** REQUIREMENT **
According to the excerpt about an age-gap relationship, approximately how long has the writer been in the relationship?

## START EXCERPT PROVIDED

I am new to this site, as I said, and am relatively new in an OW/YM relationship (about 9 months). I have been overwhelmed by the amazing, tender, precious and exciting love I have found with my YM (of over 20 years difference). It is unlike (and better than) any relationship I have ever experienced. I am so grateful for him and all he brings to my life.

There are some challenges that are also new to me. So I'd like to express a few here (I bet you have heard most of them before, but I am a newbie so bear with me please :) ). The questions I'd love feedback on are these at the moment:

1) Dealing with family - His is great, accepting, very comfortable to be around. However, my family (primarily, my kids) is skeptical that such a relationship can last. While they all know what a wonderful man my guy is, they feel uncomfortable because he's near their age. They prefer for me to have my own life in this regard, and haven't wanted to meet him, mostly out of feeling strange about it, I think. Can anyone relate? What wisdom is out there about how to handle this best? Please share your successes.

## END EXCERPT PROVIDED
## START SUPPLIED RECORDS

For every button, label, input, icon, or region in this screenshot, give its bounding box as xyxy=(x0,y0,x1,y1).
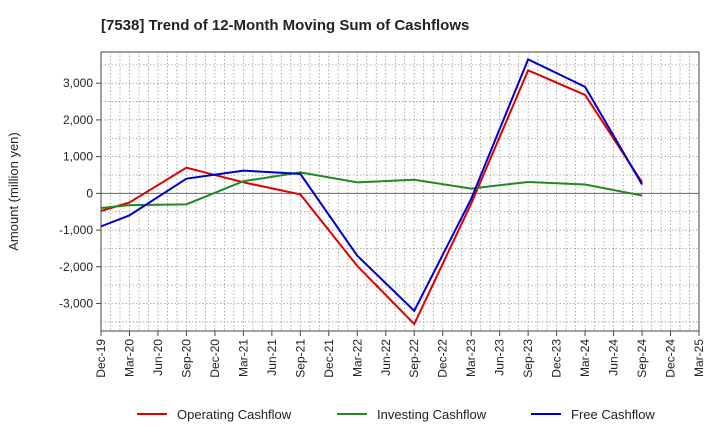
x-tick-label: Sep-22 xyxy=(407,339,421,378)
x-tick-label: Dec-20 xyxy=(208,339,222,378)
x-tick-label: Dec-23 xyxy=(550,339,564,378)
y-tick-label: -2,000 xyxy=(59,260,93,274)
x-tick-label: Dec-21 xyxy=(322,339,336,378)
x-tick-label: Mar-23 xyxy=(464,339,478,377)
legend-label-1: Operating Cashflow xyxy=(177,407,292,422)
y-tick-label: 3,000 xyxy=(63,76,93,90)
y-tick-label: -1,000 xyxy=(59,223,93,237)
x-tick-label: Jun-22 xyxy=(379,339,393,376)
legend: Operating Cashflow Investing Cashflow Free… xyxy=(137,407,655,422)
x-tick-label: Mar-25 xyxy=(692,339,706,377)
y-axis-ticks: -3,000 -2,000 -1,000 0 1,000 2,000 3,000 xyxy=(59,76,101,310)
series-layer xyxy=(100,57,643,326)
plot-area xyxy=(100,51,700,332)
series-line-3 xyxy=(100,57,643,313)
plot-frame xyxy=(100,51,700,332)
y-tick-label: 2,000 xyxy=(63,113,93,127)
x-tick-label: Sep-24 xyxy=(635,339,649,378)
x-tick-label: Mar-20 xyxy=(122,339,136,377)
y-axis-label: Amount (million yen) xyxy=(6,132,21,251)
series-line-2 xyxy=(100,171,643,210)
x-tick-label: Jun-21 xyxy=(265,339,279,376)
x-tick-label: Dec-22 xyxy=(436,339,450,378)
y-tick-label: 1,000 xyxy=(63,150,93,164)
legend-label-2: Investing Cashflow xyxy=(377,407,487,422)
x-tick-label: Jun-24 xyxy=(607,339,621,376)
y-tick-label: -3,000 xyxy=(59,296,93,310)
x-tick-label: Mar-24 xyxy=(578,339,592,377)
x-tick-label: Jun-20 xyxy=(151,339,165,376)
x-tick-label: Dec-19 xyxy=(94,339,108,378)
series-line-1 xyxy=(100,69,643,326)
x-tick-label: Mar-22 xyxy=(350,339,364,377)
y-tick-label: 0 xyxy=(86,186,93,200)
x-tick-label: Mar-21 xyxy=(236,339,250,377)
x-tick-label: Jun-23 xyxy=(493,339,507,376)
legend-label-3: Free Cashflow xyxy=(571,407,655,422)
x-axis-ticks: Dec-19 Mar-20 Jun-20 Sep-20 Dec-20 Mar-21 Jun-… xyxy=(94,331,706,378)
grid-lines xyxy=(101,52,699,331)
x-tick-label: Sep-20 xyxy=(179,339,193,378)
chart-title: [7538] Trend of 12-Month Moving Sum of C… xyxy=(101,17,469,34)
x-tick-label: Sep-23 xyxy=(521,339,535,378)
x-tick-label: Sep-21 xyxy=(293,339,307,378)
x-tick-label: Dec-24 xyxy=(664,339,678,378)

## END SUPPLIED RECORDS

** RESULT OF THIS EXERCISE **
About nine months.